:: Provided data

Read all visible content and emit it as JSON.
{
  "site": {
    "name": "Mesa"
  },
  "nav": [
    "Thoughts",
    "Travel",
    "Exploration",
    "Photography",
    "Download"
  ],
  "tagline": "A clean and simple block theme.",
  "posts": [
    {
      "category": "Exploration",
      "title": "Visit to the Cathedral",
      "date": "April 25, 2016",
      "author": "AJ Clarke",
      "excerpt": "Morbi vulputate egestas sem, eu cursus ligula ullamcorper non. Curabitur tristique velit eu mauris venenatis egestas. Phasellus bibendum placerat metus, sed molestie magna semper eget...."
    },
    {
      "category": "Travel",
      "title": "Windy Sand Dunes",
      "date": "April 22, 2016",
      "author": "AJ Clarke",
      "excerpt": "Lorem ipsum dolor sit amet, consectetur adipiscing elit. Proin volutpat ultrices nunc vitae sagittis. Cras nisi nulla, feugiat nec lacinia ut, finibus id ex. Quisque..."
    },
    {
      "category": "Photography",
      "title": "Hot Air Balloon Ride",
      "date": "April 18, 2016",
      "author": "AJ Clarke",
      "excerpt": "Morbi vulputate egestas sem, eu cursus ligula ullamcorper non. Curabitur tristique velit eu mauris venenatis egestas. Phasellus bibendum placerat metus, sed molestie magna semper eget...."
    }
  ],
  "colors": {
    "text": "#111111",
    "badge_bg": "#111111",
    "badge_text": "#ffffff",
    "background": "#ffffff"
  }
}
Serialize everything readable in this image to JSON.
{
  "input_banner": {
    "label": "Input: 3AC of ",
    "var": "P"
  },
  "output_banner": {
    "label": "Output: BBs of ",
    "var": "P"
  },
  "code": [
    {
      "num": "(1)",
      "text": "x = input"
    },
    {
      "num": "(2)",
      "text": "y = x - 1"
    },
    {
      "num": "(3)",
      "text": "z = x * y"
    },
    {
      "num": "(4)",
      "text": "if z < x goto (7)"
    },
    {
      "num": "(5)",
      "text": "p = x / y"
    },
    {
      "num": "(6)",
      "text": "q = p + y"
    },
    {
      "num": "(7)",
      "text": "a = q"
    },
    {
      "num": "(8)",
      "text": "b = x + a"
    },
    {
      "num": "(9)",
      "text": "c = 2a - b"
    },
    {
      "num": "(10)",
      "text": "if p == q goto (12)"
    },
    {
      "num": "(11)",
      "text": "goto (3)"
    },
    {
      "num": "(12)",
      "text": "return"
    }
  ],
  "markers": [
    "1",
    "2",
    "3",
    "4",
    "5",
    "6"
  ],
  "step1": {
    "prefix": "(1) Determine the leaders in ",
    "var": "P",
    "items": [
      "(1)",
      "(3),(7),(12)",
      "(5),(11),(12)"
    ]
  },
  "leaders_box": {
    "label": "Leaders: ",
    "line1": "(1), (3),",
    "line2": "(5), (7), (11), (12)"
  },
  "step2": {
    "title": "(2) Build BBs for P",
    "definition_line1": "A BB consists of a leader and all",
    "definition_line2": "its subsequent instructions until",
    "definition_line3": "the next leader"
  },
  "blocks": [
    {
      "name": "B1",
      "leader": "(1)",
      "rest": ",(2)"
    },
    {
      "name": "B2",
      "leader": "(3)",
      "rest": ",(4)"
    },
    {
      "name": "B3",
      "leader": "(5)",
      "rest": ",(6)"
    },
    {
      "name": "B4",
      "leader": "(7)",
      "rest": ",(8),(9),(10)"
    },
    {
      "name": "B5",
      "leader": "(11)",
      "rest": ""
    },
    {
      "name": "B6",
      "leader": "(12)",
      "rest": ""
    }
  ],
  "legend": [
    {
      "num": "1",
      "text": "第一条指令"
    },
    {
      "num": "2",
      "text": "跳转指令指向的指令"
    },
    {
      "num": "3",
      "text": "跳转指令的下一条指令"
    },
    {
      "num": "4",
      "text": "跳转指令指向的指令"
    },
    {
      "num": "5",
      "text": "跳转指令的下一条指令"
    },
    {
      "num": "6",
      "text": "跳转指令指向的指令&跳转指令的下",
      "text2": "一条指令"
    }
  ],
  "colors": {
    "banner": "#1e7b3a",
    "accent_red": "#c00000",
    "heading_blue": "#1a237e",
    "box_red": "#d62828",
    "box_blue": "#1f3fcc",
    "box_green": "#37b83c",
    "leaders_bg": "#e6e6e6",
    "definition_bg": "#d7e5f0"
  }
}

::::

> Exercise instructions: All entries must be repeated verbatim.

> Finished answer:
Read all visible content and emit it as JSON.
{
  "site": {
    "name": "Mesa"
  },
  "nav": [
    "Thoughts",
    "Travel",
    "Exploration",
    "Photography",
    "Download"
  ],
  "tagline": "A clean and simple block theme.",
  "posts": [
    {
      "category": "Exploration",
      "title": "Visit to the Cathedral",
      "date": "April 25, 2016",
      "author": "AJ Clarke",
      "excerpt": "Morbi vulputate egestas sem, eu cursus ligula ullamcorper non. Curabitur tristique velit eu mauris venenatis egestas. Phasellus bibendum placerat metus, sed molestie magna semper eget...."
    },
    {
      "category": "Travel",
      "title": "Windy Sand Dunes",
      "date": "April 22, 2016",
      "author": "AJ Clarke",
      "excerpt": "Lorem ipsum dolor sit amet, consectetur adipiscing elit. Proin volutpat ultrices nunc vitae sagittis. Cras nisi nulla, feugiat nec lacinia ut, finibus id ex. Quisque..."
    },
    {
      "category": "Photography",
      "title": "Hot Air Balloon Ride",
      "date": "April 18, 2016",
      "author": "AJ Clarke",
      "excerpt": "Morbi vulputate egestas sem, eu cursus ligula ullamcorper non. Curabitur tristique velit eu mauris venenatis egestas. Phasellus bibendum placerat metus, sed molestie magna semper eget...."
    }
  ],
  "colors": {
    "text": "#111111",
    "badge_bg": "#111111",
    "badge_text": "#ffffff",
    "background": "#ffffff"
  }
}
Serialize everything readable in this image to JSON.
{
  "input_banner": {
    "label": "Input: 3AC of ",
    "var": "P"
  },
  "output_banner": {
    "label": "Output: BBs of ",
    "var": "P"
  },
  "code": [
    {
      "num": "(1)",
      "text": "x = input"
    },
    {
      "num": "(2)",
      "text": "y = x - 1"
    },
    {
      "num": "(3)",
      "text": "z = x * y"
    },
    {
      "num": "(4)",
      "text": "if z < x goto (7)"
    },
    {
      "num": "(5)",
      "text": "p = x / y"
    },
    {
      "num": "(6)",
      "text": "q = p + y"
    },
    {
      "num": "(7)",
      "text": "a = q"
    },
    {
      "num": "(8)",
      "text": "b = x + a"
    },
    {
      "num": "(9)",
      "text": "c = 2a - b"
    },
    {
      "num": "(10)",
      "text": "if p == q goto (12)"
    },
    {
      "num": "(11)",
      "text": "goto (3)"
    },
    {
      "num": "(12)",
      "text": "return"
    }
  ],
  "markers": [
    "1",
    "2",
    "3",
    "4",
    "5",
    "6"
  ],
  "step1": {
    "prefix": "(1) Determine the leaders in ",
    "var": "P",
    "items": [
      "(1)",
      "(3),(7),(12)",
      "(5),(11),(12)"
    ]
  },
  "leaders_box": {
    "label": "Leaders: ",
    "line1": "(1), (3),",
    "line2": "(5), (7), (11), (12)"
  },
  "step2": {
    "title": "(2) Build BBs for P",
    "definition_line1": "A BB consists of a leader and all",
    "definition_line2": "its subsequent instructions until",
    "definition_line3": "the next leader"
  },
  "blocks": [
    {
      "name": "B1",
      "leader": "(1)",
      "rest": ",(2)"
    },
    {
      "name": "B2",
      "leader": "(3)",
      "rest": ",(4)"
    },
    {
      "name": "B3",
      "leader": "(5)",
      "rest": ",(6)"
    },
    {
      "name": "B4",
      "leader": "(7)",
      "rest": ",(8),(9),(10)"
    },
    {
      "name": "B5",
      "leader": "(11)",
      "rest": ""
    },
    {
      "name": "B6",
      "leader": "(12)",
      "rest": ""
    }
  ],
  "legend": [
    {
      "num": "1",
      "text": "第一条指令"
    },
    {
      "num": "2",
      "text": "跳转指令指向的指令"
    },
    {
      "num": "3",
      "text": "跳转指令的下一条指令"
    },
    {
      "num": "4",
      "text": "跳转指令指向的指令"
    },
    {
      "num": "5",
      "text": "跳转指令的下一条指令"
    },
    {
      "num": "6",
      "text": "跳转指令指向的指令&跳转指令的下",
      "text2": "一条指令"
    }
  ],
  "colors": {
    "banner": "#1e7b3a",
    "accent_red": "#c00000",
    "heading_blue": "#1a237e",
    "box_red": "#d62828",
    "box_blue": "#1f3fcc",
    "box_green": "#37b83c",
    "leaders_bg": "#e6e6e6",
    "definition_bg": "#d7e5f0"
  }
}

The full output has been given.